__EXERCISE DETAILS__. Collect all the lines that mention the word "page".

(Stored items from a collection)
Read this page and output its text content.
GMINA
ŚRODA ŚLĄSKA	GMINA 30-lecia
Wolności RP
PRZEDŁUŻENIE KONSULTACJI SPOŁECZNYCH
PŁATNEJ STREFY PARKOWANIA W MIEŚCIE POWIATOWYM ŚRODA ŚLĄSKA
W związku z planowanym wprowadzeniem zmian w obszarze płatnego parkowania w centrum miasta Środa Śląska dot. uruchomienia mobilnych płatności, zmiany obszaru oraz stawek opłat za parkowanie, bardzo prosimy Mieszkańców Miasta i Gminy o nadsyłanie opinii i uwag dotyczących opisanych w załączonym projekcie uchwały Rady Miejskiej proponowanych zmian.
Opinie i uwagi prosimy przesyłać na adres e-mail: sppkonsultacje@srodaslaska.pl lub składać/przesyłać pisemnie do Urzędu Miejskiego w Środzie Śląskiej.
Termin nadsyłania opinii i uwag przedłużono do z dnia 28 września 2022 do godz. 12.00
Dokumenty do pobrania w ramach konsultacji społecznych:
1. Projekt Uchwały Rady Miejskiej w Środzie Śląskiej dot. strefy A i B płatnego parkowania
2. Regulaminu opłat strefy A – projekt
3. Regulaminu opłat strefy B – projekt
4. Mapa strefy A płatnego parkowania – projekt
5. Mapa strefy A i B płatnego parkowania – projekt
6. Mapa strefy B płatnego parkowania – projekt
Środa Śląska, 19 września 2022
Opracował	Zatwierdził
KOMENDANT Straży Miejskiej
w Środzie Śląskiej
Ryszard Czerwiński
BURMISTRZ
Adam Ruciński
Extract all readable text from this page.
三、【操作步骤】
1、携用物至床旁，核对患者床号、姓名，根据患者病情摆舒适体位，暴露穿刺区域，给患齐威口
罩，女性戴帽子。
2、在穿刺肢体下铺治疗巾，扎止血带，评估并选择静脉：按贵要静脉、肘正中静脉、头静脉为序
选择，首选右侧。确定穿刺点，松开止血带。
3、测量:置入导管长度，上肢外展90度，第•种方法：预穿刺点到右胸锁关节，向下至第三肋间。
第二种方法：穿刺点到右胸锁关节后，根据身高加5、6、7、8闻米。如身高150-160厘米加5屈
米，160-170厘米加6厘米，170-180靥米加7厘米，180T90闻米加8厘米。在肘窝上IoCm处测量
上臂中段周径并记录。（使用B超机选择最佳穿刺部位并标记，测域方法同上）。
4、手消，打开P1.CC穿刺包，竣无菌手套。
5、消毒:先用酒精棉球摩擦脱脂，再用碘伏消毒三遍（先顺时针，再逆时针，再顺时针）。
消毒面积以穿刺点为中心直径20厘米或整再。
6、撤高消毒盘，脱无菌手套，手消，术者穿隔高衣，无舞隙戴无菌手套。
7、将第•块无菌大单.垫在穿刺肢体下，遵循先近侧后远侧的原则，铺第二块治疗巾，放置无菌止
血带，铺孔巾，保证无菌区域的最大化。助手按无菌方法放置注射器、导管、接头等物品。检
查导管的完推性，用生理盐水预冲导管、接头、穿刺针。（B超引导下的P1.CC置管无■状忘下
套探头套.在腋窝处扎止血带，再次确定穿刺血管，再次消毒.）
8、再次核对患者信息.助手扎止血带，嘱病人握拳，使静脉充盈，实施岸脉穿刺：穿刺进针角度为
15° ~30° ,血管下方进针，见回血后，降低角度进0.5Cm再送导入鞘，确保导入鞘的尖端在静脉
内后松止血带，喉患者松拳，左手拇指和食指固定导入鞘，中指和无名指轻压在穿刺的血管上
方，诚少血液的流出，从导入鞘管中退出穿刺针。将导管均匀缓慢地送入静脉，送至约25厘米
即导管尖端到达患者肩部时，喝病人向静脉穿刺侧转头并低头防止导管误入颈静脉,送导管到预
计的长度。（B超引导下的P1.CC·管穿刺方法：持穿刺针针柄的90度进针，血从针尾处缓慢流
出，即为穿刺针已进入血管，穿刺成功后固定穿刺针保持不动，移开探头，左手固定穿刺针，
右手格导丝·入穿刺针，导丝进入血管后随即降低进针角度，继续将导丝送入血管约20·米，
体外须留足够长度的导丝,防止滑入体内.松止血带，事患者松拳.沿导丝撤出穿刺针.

__THE RESPONSE__.
Read this page and output its text content.
Extract all readable text from this page.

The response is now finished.